Data extracted from a collection:

※ ※ ※

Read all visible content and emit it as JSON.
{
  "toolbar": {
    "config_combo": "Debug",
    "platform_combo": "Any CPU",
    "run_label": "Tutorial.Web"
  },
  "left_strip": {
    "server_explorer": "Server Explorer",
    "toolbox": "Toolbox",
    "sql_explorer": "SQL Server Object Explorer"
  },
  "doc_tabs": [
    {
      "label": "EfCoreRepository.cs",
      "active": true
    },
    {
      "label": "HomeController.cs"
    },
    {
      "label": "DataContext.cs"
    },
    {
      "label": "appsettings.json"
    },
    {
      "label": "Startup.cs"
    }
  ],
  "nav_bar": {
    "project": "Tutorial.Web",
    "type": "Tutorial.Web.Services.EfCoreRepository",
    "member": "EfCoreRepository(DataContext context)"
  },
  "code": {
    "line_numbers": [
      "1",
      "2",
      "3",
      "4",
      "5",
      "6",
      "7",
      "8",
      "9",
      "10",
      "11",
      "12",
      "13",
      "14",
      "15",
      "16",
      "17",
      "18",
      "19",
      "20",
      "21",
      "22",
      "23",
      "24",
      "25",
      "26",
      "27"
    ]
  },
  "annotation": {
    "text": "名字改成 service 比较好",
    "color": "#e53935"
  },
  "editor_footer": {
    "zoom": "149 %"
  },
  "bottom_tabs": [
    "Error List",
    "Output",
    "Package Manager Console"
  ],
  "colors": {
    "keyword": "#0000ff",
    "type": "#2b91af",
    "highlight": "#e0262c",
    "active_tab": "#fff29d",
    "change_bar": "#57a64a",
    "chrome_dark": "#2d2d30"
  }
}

※ ※ ※

--- What is expected ---
Copy the material above verbatim.

--- Result ---
Read all visible content and emit it as JSON.
{
  "toolbar": {
    "config_combo": "Debug",
    "platform_combo": "Any CPU",
    "run_label": "Tutorial.Web"
  },
  "left_strip": {
    "server_explorer": "Server Explorer",
    "toolbox": "Toolbox",
    "sql_explorer": "SQL Server Object Explorer"
  },
  "doc_tabs": [
    {
      "label": "EfCoreRepository.cs",
      "active": true
    },
    {
      "label": "HomeController.cs"
    },
    {
      "label": "DataContext.cs"
    },
    {
      "label": "appsettings.json"
    },
    {
      "label": "Startup.cs"
    }
  ],
  "nav_bar": {
    "project": "Tutorial.Web",
    "type": "Tutorial.Web.Services.EfCoreRepository",
    "member": "EfCoreRepository(DataContext context)"
  },
  "code": {
    "line_numbers": [
      "1",
      "2",
      "3",
      "4",
      "5",
      "6",
      "7",
      "8",
      "9",
      "10",
      "11",
      "12",
      "13",
      "14",
      "15",
      "16",
      "17",
      "18",
      "19",
      "20",
      "21",
      "22",
      "23",
      "24",
      "25",
      "26",
      "27"
    ]
  },
  "annotation": {
    "text": "名字改成 service 比较好",
    "color": "#e53935"
  },
  "editor_footer": {
    "zoom": "149 %"
  },
  "bottom_tabs": [
    "Error List",
    "Output",
    "Package Manager Console"
  ],
  "colors": {
    "keyword": "#0000ff",
    "type": "#2b91af",
    "highlight": "#e0262c",
    "active_tab": "#fff29d",
    "change_bar": "#57a64a",
    "chrome_dark": "#2d2d30"
  }
}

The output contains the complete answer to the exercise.